### Your task
Extract every line from the records below that contains the word "name".

### Supplied information
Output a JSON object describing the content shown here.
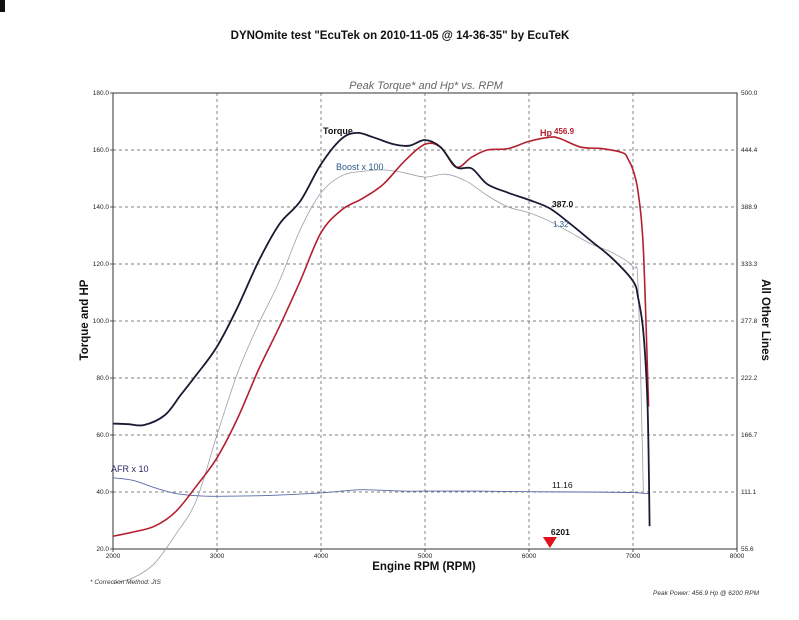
{
  "header": {
    "title": "DYNOmite test \"EcuTek on 2010-11-05 @ 14-36-35\" by EcuTeK",
    "subtitle": "Peak Torque* and Hp* vs. RPM"
  },
  "footer": {
    "correction": "* Correction Method: JIS",
    "peak_power": "Peak Power: 456.9 Hp @ 6200 RPM"
  },
  "colors": {
    "torque": "#1a1a33",
    "hp": "#b3202e",
    "boost": "#9aa0a8",
    "afr": "#5a6aa8",
    "boost_label": "#2e5a8a",
    "afr_label": "#2a2a6a",
    "marker": "#e0101c",
    "grid": "#555555"
  },
  "chart_data": {
    "type": "line",
    "title": "Peak Torque* and Hp* vs. RPM",
    "xlabel": "Engine RPM (RPM)",
    "ylabel": "Torque and HP",
    "y2label": "All Other Lines",
    "xlim": [
      2000,
      8000
    ],
    "ylim": [
      20,
      180
    ],
    "y2lim": [
      55.6,
      500.0
    ],
    "x_ticks": [
      "2000",
      "3000",
      "4000",
      "5000",
      "6000",
      "7000",
      "8000"
    ],
    "y_ticks": [
      "20.0",
      "40.0",
      "60.0",
      "80.0",
      "100.0",
      "120.0",
      "140.0",
      "160.0",
      "180.0"
    ],
    "y2_ticks": [
      "55.6",
      "111.1",
      "166.7",
      "222.2",
      "277.8",
      "333.3",
      "388.9",
      "444.4",
      "500.0"
    ],
    "grid": true,
    "series": [
      {
        "name": "Torque",
        "color_key": "torque",
        "end_label": "387.0",
        "x": [
          2000,
          2150,
          2300,
          2500,
          2650,
          2800,
          3000,
          3200,
          3400,
          3600,
          3800,
          4000,
          4200,
          4350,
          4500,
          4700,
          4850,
          5000,
          5150,
          5300,
          5450,
          5600,
          5800,
          6000,
          6200,
          6400,
          6600,
          6800,
          7000,
          7050,
          7100,
          7140,
          7160
        ],
        "y": [
          64,
          63.8,
          63.5,
          67,
          74,
          81,
          91,
          105,
          121,
          134,
          142,
          155,
          164,
          166,
          164.5,
          162,
          161.5,
          163.5,
          161,
          154,
          153.5,
          148,
          145,
          142.5,
          139.5,
          134,
          128,
          122,
          114,
          108,
          96,
          70,
          28
        ]
      },
      {
        "name": "Hp",
        "color_key": "hp",
        "peak_label": "456.9",
        "x": [
          2000,
          2200,
          2400,
          2600,
          2800,
          3000,
          3200,
          3400,
          3600,
          3800,
          4000,
          4200,
          4400,
          4600,
          4800,
          5000,
          5150,
          5300,
          5450,
          5600,
          5800,
          6000,
          6200,
          6300,
          6500,
          6700,
          6900,
          6950,
          7000,
          7050,
          7100,
          7150
        ],
        "y": [
          24.5,
          26,
          28,
          33,
          42,
          52,
          66,
          83,
          98,
          114,
          131,
          139,
          143,
          148,
          156,
          162,
          161,
          154,
          157.5,
          160,
          160.5,
          163,
          164.5,
          164,
          161,
          160.5,
          159,
          157,
          153,
          145,
          125,
          70
        ]
      },
      {
        "name": "Boost x 100",
        "color_key": "boost",
        "end_label": "1.32",
        "x": [
          2000,
          2200,
          2400,
          2600,
          2800,
          3000,
          3200,
          3400,
          3600,
          3800,
          4000,
          4200,
          4400,
          4600,
          4800,
          5000,
          5200,
          5400,
          5600,
          5800,
          6000,
          6200,
          6400,
          6600,
          6800,
          7000,
          7050,
          7100
        ],
        "y": [
          8,
          10,
          15,
          25,
          37,
          60,
          82,
          99,
          114,
          132,
          145,
          151,
          152.5,
          153,
          152,
          150.5,
          151.5,
          149,
          144,
          140,
          138,
          135,
          131,
          127,
          124,
          119,
          111,
          40
        ]
      },
      {
        "name": "AFR x 10",
        "color_key": "afr",
        "end_label": "11.16",
        "x": [
          2000,
          2200,
          2400,
          2600,
          2800,
          3000,
          3500,
          4000,
          4200,
          4400,
          4800,
          5000,
          5500,
          6000,
          6500,
          7000,
          7100,
          7150
        ],
        "y": [
          45,
          44,
          41.5,
          39.5,
          38.7,
          38.5,
          38.8,
          39.7,
          40.3,
          40.8,
          40.3,
          40.3,
          40.3,
          40.1,
          40,
          39.8,
          39.5,
          39.5
        ]
      }
    ],
    "marker": {
      "x": 6201,
      "label": "6201"
    }
  }
}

### Response
        "name": "Torque",
        "name": "Hp",
        "name": "Boost x 100",
        "name": "AFR x 10",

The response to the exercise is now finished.